▶ WHAT IS REQUIRED:
Return each line of the listing that contains the string "this".

[Dataset listings of figures]
--------------------

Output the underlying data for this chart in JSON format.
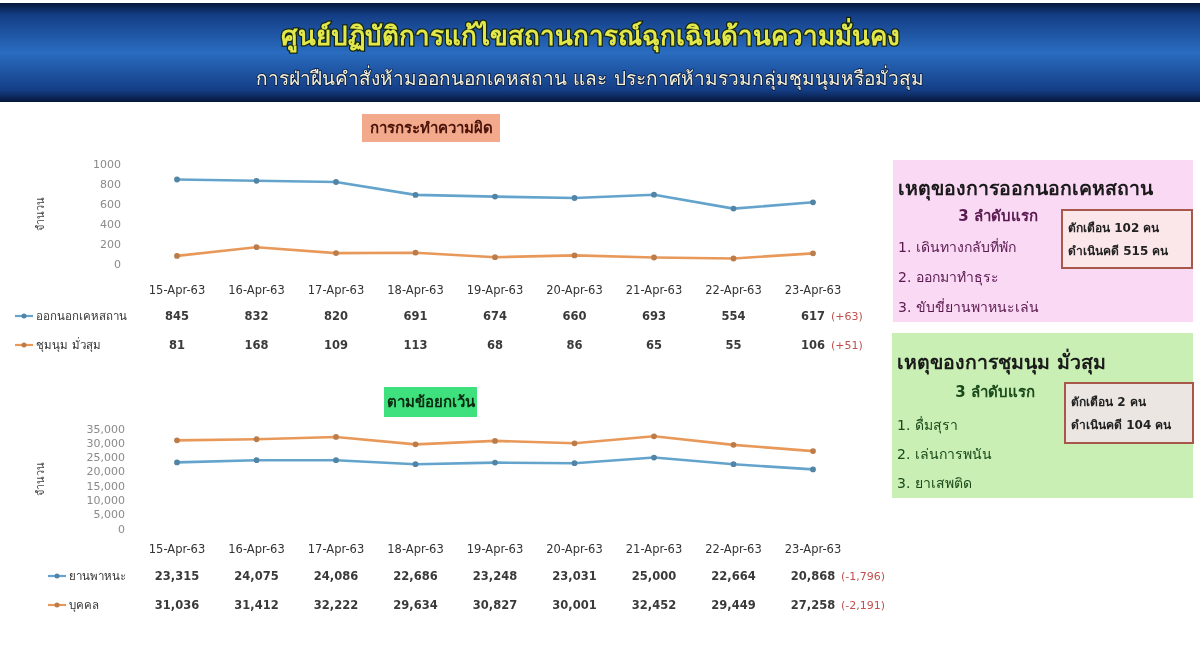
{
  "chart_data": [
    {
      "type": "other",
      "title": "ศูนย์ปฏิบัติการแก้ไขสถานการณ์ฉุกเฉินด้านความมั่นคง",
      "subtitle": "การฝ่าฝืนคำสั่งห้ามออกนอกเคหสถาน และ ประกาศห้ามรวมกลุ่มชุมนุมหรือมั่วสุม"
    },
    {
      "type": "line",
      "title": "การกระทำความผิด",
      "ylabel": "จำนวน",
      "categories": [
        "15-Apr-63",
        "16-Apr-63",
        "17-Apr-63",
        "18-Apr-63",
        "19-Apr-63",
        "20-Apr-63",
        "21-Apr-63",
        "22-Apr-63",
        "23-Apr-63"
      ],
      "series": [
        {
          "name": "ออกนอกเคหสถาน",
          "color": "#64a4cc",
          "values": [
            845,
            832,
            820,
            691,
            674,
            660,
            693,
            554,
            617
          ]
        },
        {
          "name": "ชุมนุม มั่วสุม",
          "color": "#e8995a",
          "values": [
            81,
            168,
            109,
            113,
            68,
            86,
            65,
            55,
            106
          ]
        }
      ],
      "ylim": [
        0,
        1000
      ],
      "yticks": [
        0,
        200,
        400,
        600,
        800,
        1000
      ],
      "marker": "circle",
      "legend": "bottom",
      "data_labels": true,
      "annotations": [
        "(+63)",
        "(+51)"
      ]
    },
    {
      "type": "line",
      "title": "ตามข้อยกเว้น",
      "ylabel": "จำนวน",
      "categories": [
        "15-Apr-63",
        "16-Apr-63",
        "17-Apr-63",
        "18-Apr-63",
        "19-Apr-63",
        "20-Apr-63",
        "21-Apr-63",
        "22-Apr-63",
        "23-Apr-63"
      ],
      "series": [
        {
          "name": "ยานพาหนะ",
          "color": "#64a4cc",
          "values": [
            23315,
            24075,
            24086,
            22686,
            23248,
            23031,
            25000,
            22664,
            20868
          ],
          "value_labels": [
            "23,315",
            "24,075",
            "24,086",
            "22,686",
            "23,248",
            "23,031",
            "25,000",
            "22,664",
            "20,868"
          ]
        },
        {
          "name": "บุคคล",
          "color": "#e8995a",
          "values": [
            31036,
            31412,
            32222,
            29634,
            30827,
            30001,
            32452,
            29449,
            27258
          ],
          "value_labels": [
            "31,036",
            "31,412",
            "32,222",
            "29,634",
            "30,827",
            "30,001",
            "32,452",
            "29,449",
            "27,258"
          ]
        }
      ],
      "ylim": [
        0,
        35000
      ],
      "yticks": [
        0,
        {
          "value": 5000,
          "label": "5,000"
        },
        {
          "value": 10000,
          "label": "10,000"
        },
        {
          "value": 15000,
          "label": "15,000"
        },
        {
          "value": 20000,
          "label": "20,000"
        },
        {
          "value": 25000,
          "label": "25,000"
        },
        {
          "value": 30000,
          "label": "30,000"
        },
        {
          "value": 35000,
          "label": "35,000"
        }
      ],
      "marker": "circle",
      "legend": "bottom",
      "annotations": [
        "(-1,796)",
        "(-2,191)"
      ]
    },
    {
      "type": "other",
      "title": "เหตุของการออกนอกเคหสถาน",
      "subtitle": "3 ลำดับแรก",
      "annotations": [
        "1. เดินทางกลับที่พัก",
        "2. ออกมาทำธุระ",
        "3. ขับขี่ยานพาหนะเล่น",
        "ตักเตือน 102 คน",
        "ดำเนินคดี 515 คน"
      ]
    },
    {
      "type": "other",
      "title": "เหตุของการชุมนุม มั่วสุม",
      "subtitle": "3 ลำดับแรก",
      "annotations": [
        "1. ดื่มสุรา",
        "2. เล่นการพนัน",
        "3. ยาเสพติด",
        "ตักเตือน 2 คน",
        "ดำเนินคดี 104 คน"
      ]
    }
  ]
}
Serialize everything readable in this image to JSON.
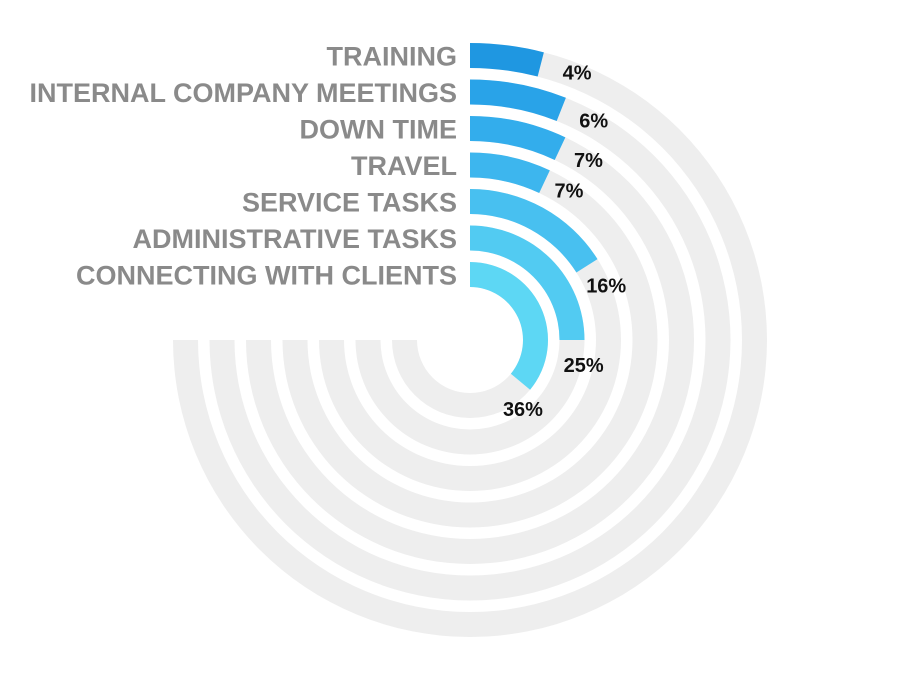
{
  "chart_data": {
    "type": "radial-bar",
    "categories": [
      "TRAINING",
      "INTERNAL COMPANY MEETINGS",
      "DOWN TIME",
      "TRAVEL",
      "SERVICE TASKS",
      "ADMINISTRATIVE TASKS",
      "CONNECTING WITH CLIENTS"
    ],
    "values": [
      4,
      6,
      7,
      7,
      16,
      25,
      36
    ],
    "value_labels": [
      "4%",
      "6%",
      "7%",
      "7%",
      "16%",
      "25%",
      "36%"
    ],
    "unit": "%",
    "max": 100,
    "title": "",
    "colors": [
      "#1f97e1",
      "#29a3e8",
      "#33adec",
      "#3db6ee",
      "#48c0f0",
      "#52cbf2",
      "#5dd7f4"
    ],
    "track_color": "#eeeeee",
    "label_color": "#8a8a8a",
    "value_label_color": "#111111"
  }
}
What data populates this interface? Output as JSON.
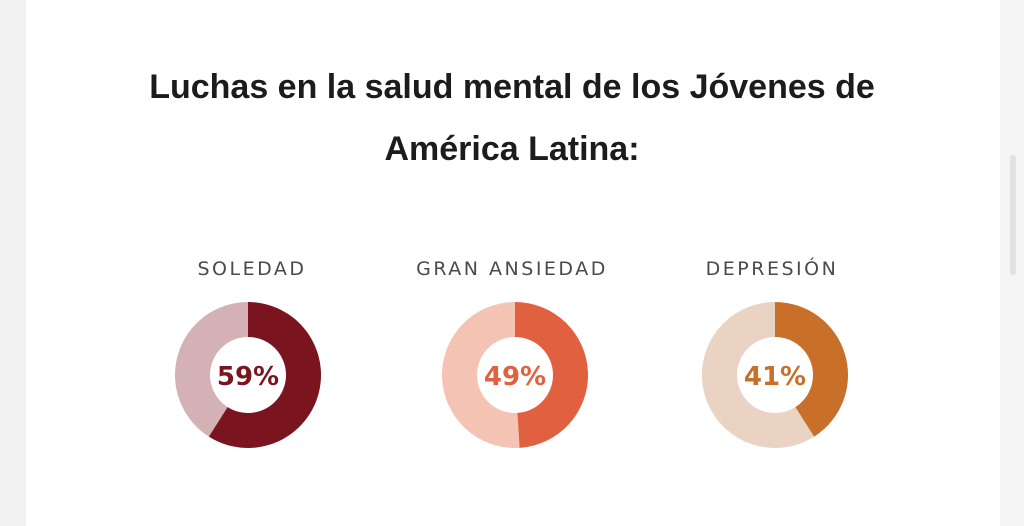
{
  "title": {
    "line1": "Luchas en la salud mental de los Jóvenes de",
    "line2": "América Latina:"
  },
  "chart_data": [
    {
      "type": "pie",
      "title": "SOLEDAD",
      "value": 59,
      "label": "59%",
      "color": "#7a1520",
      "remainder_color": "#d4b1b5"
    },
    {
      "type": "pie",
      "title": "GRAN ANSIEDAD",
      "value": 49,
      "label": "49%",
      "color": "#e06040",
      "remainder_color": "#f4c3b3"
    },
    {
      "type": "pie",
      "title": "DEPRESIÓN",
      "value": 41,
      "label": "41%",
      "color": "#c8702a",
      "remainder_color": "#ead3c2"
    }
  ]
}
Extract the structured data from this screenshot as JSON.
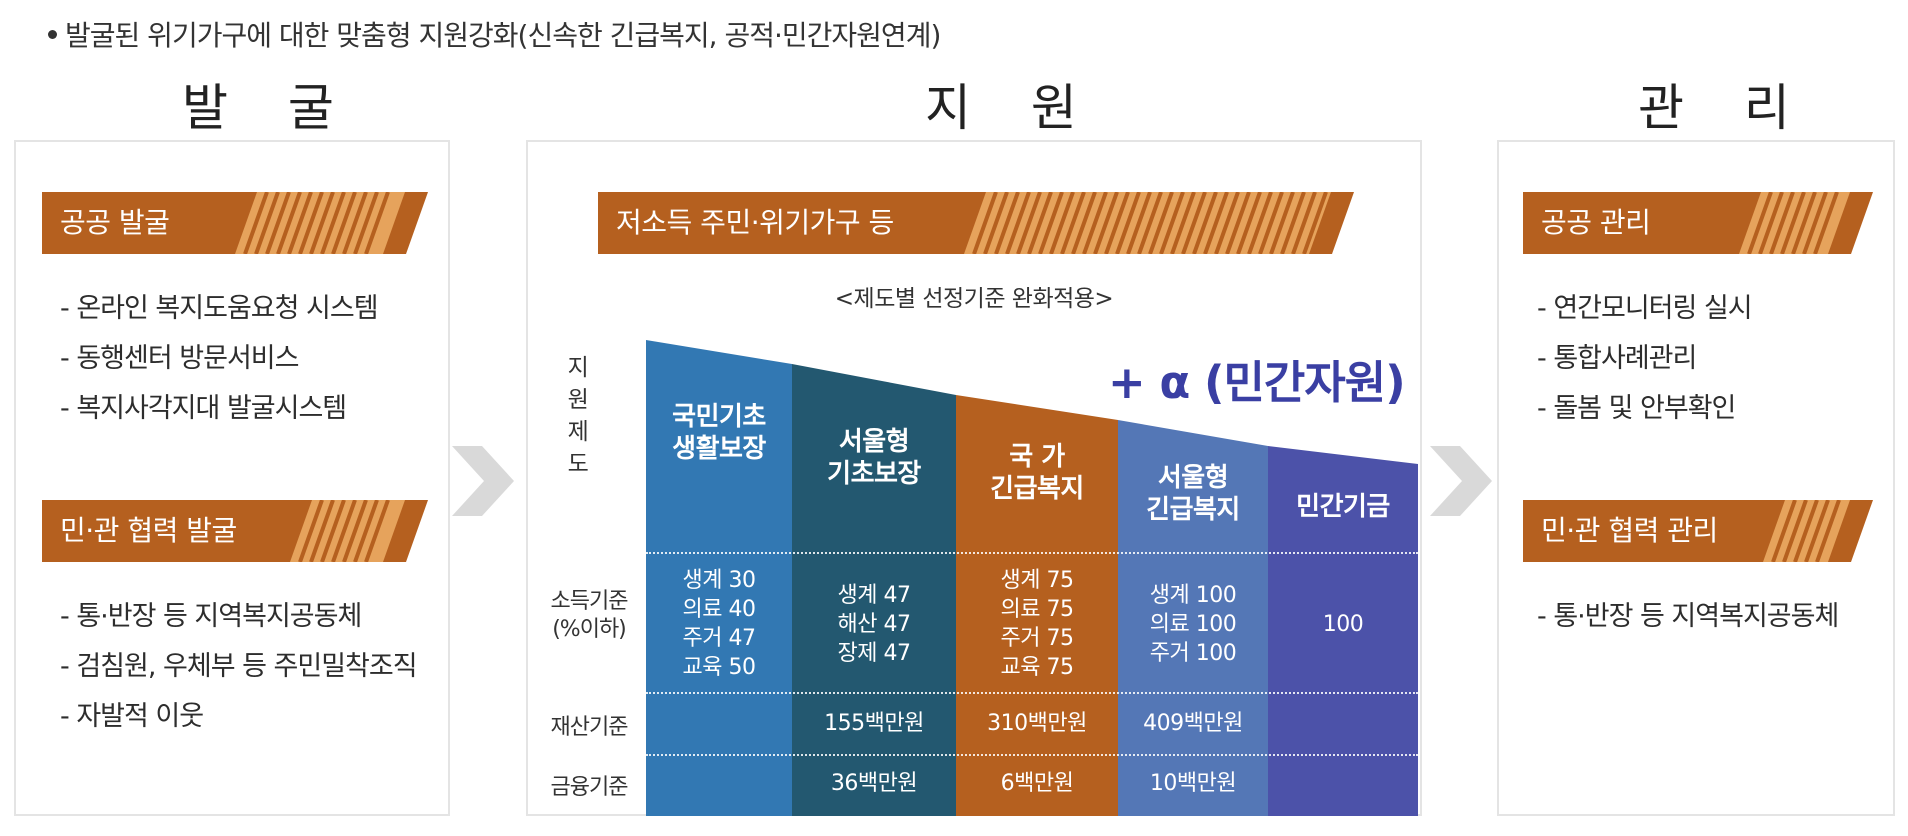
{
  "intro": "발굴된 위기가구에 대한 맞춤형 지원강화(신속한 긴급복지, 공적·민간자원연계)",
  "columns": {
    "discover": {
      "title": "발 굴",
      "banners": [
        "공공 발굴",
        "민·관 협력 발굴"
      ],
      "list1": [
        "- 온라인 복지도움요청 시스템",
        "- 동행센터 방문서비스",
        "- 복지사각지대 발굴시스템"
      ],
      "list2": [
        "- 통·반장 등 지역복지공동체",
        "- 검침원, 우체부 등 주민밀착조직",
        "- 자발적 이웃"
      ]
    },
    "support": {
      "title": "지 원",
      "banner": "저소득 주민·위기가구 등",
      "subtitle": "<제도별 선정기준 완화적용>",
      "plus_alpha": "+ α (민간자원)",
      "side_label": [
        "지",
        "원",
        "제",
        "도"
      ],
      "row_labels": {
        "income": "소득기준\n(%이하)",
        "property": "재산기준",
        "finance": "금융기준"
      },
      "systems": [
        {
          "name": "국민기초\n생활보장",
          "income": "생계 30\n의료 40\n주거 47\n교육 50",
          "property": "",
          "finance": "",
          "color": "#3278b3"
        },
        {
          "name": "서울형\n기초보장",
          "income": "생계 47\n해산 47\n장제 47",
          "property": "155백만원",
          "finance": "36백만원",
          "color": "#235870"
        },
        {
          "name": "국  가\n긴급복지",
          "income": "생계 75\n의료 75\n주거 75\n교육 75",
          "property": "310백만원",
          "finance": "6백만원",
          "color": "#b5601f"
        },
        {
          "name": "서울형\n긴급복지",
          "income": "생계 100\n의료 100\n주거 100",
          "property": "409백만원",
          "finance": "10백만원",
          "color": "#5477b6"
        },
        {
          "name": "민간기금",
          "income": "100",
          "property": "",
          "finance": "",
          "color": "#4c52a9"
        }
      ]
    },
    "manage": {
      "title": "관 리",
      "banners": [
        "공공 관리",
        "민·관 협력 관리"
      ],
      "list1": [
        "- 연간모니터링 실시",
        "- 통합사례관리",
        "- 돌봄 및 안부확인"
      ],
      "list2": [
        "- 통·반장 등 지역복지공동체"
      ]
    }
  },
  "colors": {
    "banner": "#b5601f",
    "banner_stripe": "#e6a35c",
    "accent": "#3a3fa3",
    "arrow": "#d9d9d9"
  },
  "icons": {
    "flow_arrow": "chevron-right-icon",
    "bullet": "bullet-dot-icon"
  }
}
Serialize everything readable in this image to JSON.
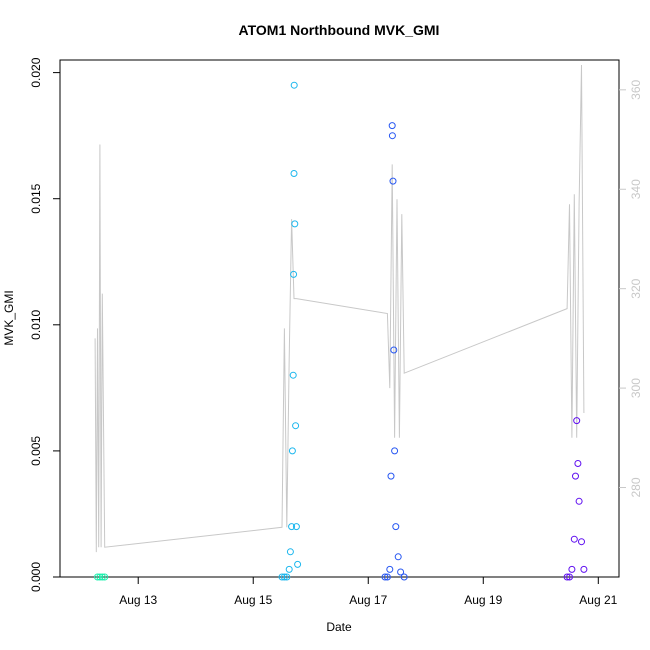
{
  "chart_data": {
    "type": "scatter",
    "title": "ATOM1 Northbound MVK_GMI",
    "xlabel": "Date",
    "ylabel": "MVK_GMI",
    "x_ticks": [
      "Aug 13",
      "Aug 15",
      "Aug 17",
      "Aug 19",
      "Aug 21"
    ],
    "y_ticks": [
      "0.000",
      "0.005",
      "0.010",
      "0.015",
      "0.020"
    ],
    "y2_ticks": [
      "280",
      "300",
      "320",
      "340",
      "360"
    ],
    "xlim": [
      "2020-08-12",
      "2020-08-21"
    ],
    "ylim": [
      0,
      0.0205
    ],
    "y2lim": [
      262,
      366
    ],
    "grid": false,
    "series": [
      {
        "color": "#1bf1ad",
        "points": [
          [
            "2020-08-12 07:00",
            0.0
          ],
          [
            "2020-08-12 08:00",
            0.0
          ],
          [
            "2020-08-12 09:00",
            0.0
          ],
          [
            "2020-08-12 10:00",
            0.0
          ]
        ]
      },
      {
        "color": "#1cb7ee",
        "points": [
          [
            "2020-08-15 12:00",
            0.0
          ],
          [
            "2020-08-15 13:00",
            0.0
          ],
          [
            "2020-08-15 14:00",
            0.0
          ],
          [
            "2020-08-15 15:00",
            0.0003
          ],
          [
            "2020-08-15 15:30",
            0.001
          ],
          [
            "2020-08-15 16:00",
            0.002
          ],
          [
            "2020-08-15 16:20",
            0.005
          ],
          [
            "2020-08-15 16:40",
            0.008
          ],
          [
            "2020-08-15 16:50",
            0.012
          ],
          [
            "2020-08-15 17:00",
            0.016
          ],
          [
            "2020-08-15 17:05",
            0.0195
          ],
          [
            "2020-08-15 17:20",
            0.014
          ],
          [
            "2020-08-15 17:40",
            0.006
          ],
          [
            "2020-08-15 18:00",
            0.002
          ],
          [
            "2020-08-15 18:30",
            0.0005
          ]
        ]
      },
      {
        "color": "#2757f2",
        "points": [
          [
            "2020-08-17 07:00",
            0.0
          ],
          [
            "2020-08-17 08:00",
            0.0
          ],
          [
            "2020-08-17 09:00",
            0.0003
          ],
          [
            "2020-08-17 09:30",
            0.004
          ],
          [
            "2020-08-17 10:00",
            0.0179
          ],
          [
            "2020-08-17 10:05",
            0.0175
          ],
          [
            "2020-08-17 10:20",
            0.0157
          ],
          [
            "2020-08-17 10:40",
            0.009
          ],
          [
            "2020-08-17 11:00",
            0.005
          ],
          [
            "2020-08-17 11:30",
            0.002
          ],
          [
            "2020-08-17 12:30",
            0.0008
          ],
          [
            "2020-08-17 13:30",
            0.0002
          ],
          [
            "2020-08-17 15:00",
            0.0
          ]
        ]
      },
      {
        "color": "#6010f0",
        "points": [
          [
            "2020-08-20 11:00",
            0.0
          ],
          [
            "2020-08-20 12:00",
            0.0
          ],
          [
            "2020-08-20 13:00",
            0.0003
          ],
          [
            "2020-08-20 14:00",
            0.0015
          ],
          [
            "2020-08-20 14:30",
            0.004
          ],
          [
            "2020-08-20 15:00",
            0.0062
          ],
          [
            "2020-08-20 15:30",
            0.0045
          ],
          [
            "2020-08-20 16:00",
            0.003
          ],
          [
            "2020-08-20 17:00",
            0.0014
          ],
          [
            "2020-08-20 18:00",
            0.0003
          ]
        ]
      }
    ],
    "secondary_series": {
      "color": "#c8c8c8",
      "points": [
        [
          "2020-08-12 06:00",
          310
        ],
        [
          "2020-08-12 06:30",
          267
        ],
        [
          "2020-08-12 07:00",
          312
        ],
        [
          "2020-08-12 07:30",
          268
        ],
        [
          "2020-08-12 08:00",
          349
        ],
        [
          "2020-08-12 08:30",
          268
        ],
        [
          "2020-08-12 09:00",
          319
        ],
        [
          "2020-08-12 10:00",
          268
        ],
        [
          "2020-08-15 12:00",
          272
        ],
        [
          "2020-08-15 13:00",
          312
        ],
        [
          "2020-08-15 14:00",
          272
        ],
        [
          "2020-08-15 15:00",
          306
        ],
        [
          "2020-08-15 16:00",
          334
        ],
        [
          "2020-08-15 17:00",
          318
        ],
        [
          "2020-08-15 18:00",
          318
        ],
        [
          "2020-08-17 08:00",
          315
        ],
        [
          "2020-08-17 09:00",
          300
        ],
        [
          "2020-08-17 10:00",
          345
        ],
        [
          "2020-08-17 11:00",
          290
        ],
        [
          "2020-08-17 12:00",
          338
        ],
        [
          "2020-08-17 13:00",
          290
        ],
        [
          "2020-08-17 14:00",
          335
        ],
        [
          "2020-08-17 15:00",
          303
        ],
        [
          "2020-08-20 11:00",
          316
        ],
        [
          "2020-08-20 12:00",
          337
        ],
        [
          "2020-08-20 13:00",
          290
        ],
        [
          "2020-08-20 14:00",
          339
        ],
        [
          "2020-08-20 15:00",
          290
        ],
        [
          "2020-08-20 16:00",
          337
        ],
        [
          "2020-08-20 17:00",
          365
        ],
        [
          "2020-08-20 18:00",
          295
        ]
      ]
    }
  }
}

--------------------

▶ FINISHED EXERCISE:
Output the underlying data for this chart in JSON format.
Serialize everything readable in this image to JSON.
What data populates this interface? Output as JSON.
Extract the structured data from this screenshot as JSON.
Serialize everything readable in this image to JSON.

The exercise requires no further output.